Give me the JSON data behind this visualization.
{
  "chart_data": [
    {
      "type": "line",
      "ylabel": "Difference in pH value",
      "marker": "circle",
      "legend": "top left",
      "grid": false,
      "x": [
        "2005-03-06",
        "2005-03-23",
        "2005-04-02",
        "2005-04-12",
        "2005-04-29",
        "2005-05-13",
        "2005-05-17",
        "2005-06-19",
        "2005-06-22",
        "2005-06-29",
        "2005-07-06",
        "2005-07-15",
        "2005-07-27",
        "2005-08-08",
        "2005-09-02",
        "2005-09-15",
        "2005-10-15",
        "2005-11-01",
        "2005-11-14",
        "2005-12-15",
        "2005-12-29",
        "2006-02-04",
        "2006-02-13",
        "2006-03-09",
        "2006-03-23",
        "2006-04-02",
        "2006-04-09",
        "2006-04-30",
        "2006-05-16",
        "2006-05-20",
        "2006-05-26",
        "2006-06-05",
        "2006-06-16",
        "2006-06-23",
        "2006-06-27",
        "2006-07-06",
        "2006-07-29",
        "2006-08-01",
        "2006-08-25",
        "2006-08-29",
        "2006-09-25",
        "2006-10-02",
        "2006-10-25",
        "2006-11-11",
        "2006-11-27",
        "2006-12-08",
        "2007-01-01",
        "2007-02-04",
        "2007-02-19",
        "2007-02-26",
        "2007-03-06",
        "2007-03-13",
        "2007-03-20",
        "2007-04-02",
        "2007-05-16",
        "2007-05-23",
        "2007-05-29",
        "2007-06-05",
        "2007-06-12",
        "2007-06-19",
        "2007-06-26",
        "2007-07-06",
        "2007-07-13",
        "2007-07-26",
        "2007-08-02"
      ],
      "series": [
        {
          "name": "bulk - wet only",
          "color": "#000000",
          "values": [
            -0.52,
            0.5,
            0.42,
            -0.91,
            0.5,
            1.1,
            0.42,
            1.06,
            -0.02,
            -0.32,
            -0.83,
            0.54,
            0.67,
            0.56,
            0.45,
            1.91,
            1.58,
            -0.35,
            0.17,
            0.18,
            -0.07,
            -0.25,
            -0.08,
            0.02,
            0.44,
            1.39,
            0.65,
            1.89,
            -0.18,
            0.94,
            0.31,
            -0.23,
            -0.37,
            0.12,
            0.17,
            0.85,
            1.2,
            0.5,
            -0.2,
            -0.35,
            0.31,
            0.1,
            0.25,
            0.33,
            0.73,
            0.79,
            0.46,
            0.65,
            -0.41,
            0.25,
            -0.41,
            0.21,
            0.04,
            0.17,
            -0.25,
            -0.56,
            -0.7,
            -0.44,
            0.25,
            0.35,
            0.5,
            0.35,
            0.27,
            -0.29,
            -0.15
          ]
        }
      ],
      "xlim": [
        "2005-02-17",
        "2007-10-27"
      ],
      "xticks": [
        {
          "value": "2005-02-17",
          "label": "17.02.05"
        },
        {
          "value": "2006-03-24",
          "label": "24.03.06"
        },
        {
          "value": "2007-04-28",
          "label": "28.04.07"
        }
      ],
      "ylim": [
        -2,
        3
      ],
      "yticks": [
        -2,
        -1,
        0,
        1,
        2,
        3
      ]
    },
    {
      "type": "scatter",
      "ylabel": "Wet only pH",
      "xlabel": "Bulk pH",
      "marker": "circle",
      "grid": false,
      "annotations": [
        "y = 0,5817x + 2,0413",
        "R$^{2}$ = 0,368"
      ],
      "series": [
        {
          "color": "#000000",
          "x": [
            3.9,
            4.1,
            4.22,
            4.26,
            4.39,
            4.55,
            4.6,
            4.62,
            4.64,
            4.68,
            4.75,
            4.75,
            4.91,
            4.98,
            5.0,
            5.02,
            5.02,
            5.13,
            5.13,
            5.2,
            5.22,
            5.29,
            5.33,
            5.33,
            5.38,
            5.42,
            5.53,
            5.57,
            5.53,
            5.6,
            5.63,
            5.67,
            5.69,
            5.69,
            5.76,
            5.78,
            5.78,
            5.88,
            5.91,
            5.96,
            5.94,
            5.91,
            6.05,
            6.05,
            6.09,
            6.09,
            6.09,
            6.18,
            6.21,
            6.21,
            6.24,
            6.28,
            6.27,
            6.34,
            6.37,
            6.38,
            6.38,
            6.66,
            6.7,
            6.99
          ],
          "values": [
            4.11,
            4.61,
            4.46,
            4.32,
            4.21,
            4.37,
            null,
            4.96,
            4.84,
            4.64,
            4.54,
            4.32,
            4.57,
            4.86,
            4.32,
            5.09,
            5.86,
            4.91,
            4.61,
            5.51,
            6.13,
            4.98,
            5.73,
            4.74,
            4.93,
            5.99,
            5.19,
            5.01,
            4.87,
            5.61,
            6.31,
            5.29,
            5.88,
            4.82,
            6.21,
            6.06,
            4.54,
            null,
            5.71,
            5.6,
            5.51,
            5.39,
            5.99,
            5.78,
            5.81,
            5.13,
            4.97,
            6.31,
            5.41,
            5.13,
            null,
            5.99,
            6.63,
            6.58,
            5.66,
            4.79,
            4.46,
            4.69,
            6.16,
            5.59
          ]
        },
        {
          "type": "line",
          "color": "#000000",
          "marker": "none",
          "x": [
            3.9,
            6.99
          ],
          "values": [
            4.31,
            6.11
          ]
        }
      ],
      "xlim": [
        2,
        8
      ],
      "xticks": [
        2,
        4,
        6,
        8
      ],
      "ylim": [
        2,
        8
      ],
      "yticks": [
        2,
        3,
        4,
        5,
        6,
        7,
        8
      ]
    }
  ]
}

-- Problem to solve --
Tally the lines in these entries that have the string "ylabel" in them, then answer with the count and nothing else.

-- Answer to the exercise --
2